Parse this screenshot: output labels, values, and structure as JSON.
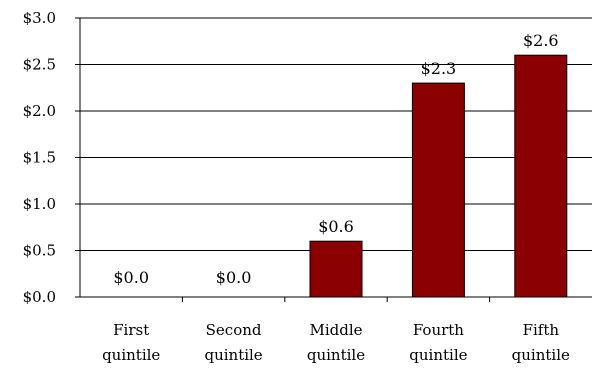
{
  "chart_data": {
    "type": "bar",
    "categories": [
      [
        "First",
        "quintile"
      ],
      [
        "Second",
        "quintile"
      ],
      [
        "Middle",
        "quintile"
      ],
      [
        "Fourth",
        "quintile"
      ],
      [
        "Fifth",
        "quintile"
      ]
    ],
    "values": [
      0.0,
      0.0,
      0.6,
      2.3,
      2.6
    ],
    "data_labels": [
      "$0.0",
      "$0.0",
      "$0.6",
      "$2.3",
      "$2.6"
    ],
    "y_ticks": [
      0.0,
      0.5,
      1.0,
      1.5,
      2.0,
      2.5,
      3.0
    ],
    "y_tick_labels": [
      "$0.0",
      "$0.5",
      "$1.0",
      "$1.5",
      "$2.0",
      "$2.5",
      "$3.0"
    ],
    "ylim": [
      0,
      3.0
    ],
    "grid": true,
    "legend": "none",
    "bar_color": "#8b0000",
    "title": "",
    "xlabel": "",
    "ylabel": ""
  }
}
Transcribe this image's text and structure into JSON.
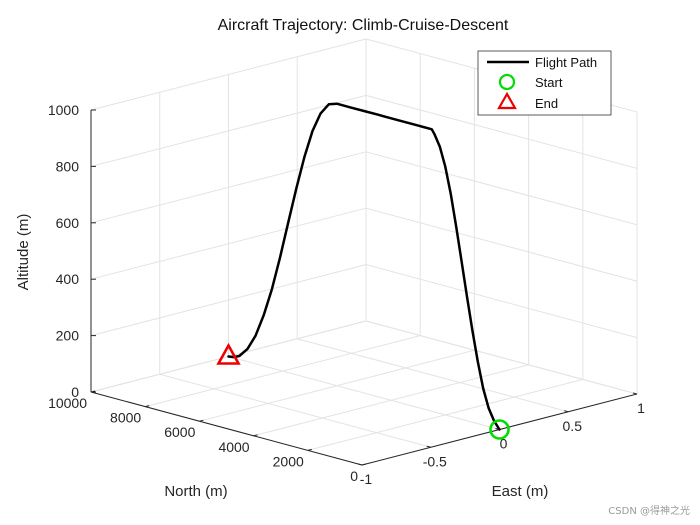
{
  "chart_data": {
    "type": "line",
    "projection": "3d",
    "title": "Aircraft Trajectory: Climb-Cruise-Descent",
    "xlabel": "North (m)",
    "ylabel": "East (m)",
    "zlabel": "Altitude (m)",
    "xlim": [
      0,
      10000
    ],
    "ylim": [
      -1,
      1
    ],
    "zlim": [
      0,
      1000
    ],
    "x_ticks": [
      "0",
      "2000",
      "4000",
      "6000",
      "8000",
      "10000"
    ],
    "y_ticks": [
      "-1",
      "-0.5",
      "0",
      "0.5",
      "1"
    ],
    "z_ticks": [
      "0",
      "200",
      "400",
      "600",
      "800",
      "1000"
    ],
    "grid": true,
    "legend_position": "top-right",
    "series": [
      {
        "name": "Flight Path",
        "color": "#000000",
        "points": [
          [
            0,
            0,
            0
          ],
          [
            200,
            0,
            25
          ],
          [
            400,
            0,
            65
          ],
          [
            600,
            0,
            130
          ],
          [
            800,
            0,
            220
          ],
          [
            1000,
            0,
            325
          ],
          [
            1200,
            0,
            440
          ],
          [
            1400,
            0,
            560
          ],
          [
            1600,
            0,
            680
          ],
          [
            1800,
            0,
            790
          ],
          [
            2000,
            0,
            880
          ],
          [
            2200,
            0,
            945
          ],
          [
            2400,
            0,
            985
          ],
          [
            2500,
            0,
            1000
          ],
          [
            3000,
            0,
            1000
          ],
          [
            3500,
            0,
            1000
          ],
          [
            4000,
            0,
            1000
          ],
          [
            4500,
            0,
            1000
          ],
          [
            5000,
            0,
            1000
          ],
          [
            5500,
            0,
            1000
          ],
          [
            6000,
            0,
            1000
          ],
          [
            6300,
            0,
            990
          ],
          [
            6600,
            0,
            950
          ],
          [
            6900,
            0,
            880
          ],
          [
            7200,
            0,
            780
          ],
          [
            7500,
            0,
            660
          ],
          [
            7800,
            0,
            530
          ],
          [
            8100,
            0,
            400
          ],
          [
            8400,
            0,
            280
          ],
          [
            8700,
            0,
            180
          ],
          [
            9000,
            0,
            100
          ],
          [
            9300,
            0,
            45
          ],
          [
            9600,
            0,
            12
          ],
          [
            9800,
            0,
            3
          ],
          [
            10000,
            0,
            0
          ]
        ]
      }
    ],
    "markers": [
      {
        "name": "Start",
        "shape": "circle",
        "color": "#00dd00",
        "point": [
          0,
          0,
          0
        ]
      },
      {
        "name": "End",
        "shape": "triangle",
        "color": "#ee0000",
        "point": [
          10000,
          0,
          0
        ]
      }
    ]
  },
  "watermark": "CSDN @得神之光"
}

Exercise goal |
Using the material above, retype each entry exactly and omit the pictures.

Finished answer |
Parse this screenshot: output labels, values, and structure as JSON.
{
  "chart_data": {
    "type": "bar",
    "categories": [
      [
        "First",
        "quintile"
      ],
      [
        "Second",
        "quintile"
      ],
      [
        "Middle",
        "quintile"
      ],
      [
        "Fourth",
        "quintile"
      ],
      [
        "Fifth",
        "quintile"
      ]
    ],
    "values": [
      0.0,
      0.0,
      0.6,
      2.3,
      2.6
    ],
    "data_labels": [
      "$0.0",
      "$0.0",
      "$0.6",
      "$2.3",
      "$2.6"
    ],
    "y_ticks": [
      0.0,
      0.5,
      1.0,
      1.5,
      2.0,
      2.5,
      3.0
    ],
    "y_tick_labels": [
      "$0.0",
      "$0.5",
      "$1.0",
      "$1.5",
      "$2.0",
      "$2.5",
      "$3.0"
    ],
    "ylim": [
      0,
      3.0
    ],
    "grid": true,
    "legend": "none",
    "bar_color": "#8b0000",
    "title": "",
    "xlabel": "",
    "ylabel": ""
  }
}
Transcribe this image's text and structure into JSON.
{
  "chart_data": {
    "type": "line",
    "projection": "3d",
    "title": "Aircraft Trajectory: Climb-Cruise-Descent",
    "xlabel": "North (m)",
    "ylabel": "East (m)",
    "zlabel": "Altitude (m)",
    "xlim": [
      0,
      10000
    ],
    "ylim": [
      -1,
      1
    ],
    "zlim": [
      0,
      1000
    ],
    "x_ticks": [
      "0",
      "2000",
      "4000",
      "6000",
      "8000",
      "10000"
    ],
    "y_ticks": [
      "-1",
      "-0.5",
      "0",
      "0.5",
      "1"
    ],
    "z_ticks": [
      "0",
      "200",
      "400",
      "600",
      "800",
      "1000"
    ],
    "grid": true,
    "legend_position": "top-right",
    "series": [
      {
        "name": "Flight Path",
        "color": "#000000",
        "points": [
          [
            0,
            0,
            0
          ],
          [
            200,
            0,
            25
          ],
          [
            400,
            0,
            65
          ],
          [
            600,
            0,
            130
          ],
          [
            800,
            0,
            220
          ],
          [
            1000,
            0,
            325
          ],
          [
            1200,
            0,
            440
          ],
          [
            1400,
            0,
            560
          ],
          [
            1600,
            0,
            680
          ],
          [
            1800,
            0,
            790
          ],
          [
            2000,
            0,
            880
          ],
          [
            2200,
            0,
            945
          ],
          [
            2400,
            0,
            985
          ],
          [
            2500,
            0,
            1000
          ],
          [
            3000,
            0,
            1000
          ],
          [
            3500,
            0,
            1000
          ],
          [
            4000,
            0,
            1000
          ],
          [
            4500,
            0,
            1000
          ],
          [
            5000,
            0,
            1000
          ],
          [
            5500,
            0,
            1000
          ],
          [
            6000,
            0,
            1000
          ],
          [
            6300,
            0,
            990
          ],
          [
            6600,
            0,
            950
          ],
          [
            6900,
            0,
            880
          ],
          [
            7200,
            0,
            780
          ],
          [
            7500,
            0,
            660
          ],
          [
            7800,
            0,
            530
          ],
          [
            8100,
            0,
            400
          ],
          [
            8400,
            0,
            280
          ],
          [
            8700,
            0,
            180
          ],
          [
            9000,
            0,
            100
          ],
          [
            9300,
            0,
            45
          ],
          [
            9600,
            0,
            12
          ],
          [
            9800,
            0,
            3
          ],
          [
            10000,
            0,
            0
          ]
        ]
      }
    ],
    "markers": [
      {
        "name": "Start",
        "shape": "circle",
        "color": "#00dd00",
        "point": [
          0,
          0,
          0
        ]
      },
      {
        "name": "End",
        "shape": "triangle",
        "color": "#ee0000",
        "point": [
          10000,
          0,
          0
        ]
      }
    ]
  },
  "watermark": "CSDN @得神之光"
}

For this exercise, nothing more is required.